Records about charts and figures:
★ ★ ★ ★
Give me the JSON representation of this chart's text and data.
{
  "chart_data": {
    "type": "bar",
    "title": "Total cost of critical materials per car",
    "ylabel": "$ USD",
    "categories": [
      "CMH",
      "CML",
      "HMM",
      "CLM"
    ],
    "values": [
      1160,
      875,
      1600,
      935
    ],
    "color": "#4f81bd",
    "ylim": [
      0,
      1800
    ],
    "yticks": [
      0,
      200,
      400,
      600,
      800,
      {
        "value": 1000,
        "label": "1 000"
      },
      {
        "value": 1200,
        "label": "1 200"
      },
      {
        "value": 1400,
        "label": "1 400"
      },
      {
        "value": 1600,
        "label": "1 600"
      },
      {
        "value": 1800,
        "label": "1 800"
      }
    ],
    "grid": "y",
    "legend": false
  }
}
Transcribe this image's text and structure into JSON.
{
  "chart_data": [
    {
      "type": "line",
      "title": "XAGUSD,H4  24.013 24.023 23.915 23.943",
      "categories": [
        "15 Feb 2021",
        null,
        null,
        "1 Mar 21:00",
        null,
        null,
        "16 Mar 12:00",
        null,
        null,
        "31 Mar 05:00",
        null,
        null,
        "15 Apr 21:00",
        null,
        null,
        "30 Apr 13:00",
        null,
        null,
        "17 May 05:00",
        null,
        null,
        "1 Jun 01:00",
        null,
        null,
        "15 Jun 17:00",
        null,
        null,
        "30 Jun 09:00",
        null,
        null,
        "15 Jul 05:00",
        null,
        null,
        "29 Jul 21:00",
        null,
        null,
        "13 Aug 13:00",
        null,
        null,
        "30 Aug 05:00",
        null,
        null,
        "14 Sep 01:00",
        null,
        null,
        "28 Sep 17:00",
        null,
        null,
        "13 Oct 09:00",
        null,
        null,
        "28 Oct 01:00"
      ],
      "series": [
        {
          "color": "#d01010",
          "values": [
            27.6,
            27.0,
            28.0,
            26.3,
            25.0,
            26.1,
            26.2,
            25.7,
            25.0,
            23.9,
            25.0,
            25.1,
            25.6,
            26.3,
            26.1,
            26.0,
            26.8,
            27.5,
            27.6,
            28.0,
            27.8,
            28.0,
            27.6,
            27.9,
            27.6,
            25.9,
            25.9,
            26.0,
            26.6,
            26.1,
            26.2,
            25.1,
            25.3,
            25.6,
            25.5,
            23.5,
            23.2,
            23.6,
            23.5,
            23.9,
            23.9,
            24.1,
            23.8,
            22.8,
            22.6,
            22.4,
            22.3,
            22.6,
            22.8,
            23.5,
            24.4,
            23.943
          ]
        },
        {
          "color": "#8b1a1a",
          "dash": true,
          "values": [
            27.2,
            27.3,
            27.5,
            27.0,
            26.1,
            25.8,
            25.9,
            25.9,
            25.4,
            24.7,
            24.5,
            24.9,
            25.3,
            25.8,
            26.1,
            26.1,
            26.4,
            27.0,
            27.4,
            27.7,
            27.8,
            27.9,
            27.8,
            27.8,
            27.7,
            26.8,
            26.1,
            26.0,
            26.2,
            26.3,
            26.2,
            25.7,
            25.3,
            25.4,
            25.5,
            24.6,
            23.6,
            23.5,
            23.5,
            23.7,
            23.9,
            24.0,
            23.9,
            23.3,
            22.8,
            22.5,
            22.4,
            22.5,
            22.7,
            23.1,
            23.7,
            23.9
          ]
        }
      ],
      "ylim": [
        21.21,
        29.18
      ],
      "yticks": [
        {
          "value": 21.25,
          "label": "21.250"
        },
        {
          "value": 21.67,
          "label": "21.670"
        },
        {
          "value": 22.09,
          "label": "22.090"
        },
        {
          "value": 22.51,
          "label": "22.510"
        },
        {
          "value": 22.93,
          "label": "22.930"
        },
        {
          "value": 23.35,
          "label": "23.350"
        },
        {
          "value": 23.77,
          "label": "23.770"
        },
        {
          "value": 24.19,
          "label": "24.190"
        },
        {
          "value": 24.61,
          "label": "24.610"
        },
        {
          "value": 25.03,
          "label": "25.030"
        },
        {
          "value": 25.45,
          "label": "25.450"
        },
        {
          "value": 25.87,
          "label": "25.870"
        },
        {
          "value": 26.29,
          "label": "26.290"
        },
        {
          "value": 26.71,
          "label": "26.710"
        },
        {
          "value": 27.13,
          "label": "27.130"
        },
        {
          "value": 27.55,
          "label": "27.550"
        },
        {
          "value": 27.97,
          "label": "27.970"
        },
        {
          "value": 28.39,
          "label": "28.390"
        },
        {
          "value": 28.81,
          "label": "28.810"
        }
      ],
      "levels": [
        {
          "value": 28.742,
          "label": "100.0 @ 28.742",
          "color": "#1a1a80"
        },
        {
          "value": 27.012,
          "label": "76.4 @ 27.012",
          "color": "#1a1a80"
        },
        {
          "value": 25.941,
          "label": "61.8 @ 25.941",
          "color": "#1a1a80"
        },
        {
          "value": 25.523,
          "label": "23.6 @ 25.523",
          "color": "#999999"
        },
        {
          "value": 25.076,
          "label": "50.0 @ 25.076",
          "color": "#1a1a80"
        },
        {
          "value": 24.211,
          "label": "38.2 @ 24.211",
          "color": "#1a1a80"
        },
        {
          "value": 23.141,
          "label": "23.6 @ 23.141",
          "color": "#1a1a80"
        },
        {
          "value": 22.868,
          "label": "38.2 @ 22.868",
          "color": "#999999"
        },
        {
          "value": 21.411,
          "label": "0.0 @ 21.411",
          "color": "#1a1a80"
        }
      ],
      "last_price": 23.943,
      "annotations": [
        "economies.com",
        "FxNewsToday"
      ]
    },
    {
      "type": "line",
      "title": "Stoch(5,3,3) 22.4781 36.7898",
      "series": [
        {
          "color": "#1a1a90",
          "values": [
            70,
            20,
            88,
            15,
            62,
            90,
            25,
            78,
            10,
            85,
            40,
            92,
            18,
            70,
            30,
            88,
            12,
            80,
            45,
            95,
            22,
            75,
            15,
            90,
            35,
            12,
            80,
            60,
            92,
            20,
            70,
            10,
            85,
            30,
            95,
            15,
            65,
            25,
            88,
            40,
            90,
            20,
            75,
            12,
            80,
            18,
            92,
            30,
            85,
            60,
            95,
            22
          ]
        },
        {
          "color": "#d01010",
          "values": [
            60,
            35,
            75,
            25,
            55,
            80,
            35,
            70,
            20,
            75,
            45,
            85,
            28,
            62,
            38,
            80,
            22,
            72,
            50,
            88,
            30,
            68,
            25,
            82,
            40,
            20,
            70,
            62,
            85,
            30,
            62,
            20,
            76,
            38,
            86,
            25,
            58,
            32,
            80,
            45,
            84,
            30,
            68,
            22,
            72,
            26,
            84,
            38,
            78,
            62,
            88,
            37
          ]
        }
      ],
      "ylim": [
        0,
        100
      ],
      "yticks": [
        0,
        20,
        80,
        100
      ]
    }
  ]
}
★ ★ ★ ★
> [WHAT THIS TASK INVOLVES]: Reproduce each line from the records that contains the word "title".

> [RESULT OF THE EXERCISE]:
    "title": "Total cost of critical materials per car",
      "title": "XAGUSD,H4  24.013 24.023 23.915 23.943",
      "title": "Stoch(5,3,3) 22.4781 36.7898",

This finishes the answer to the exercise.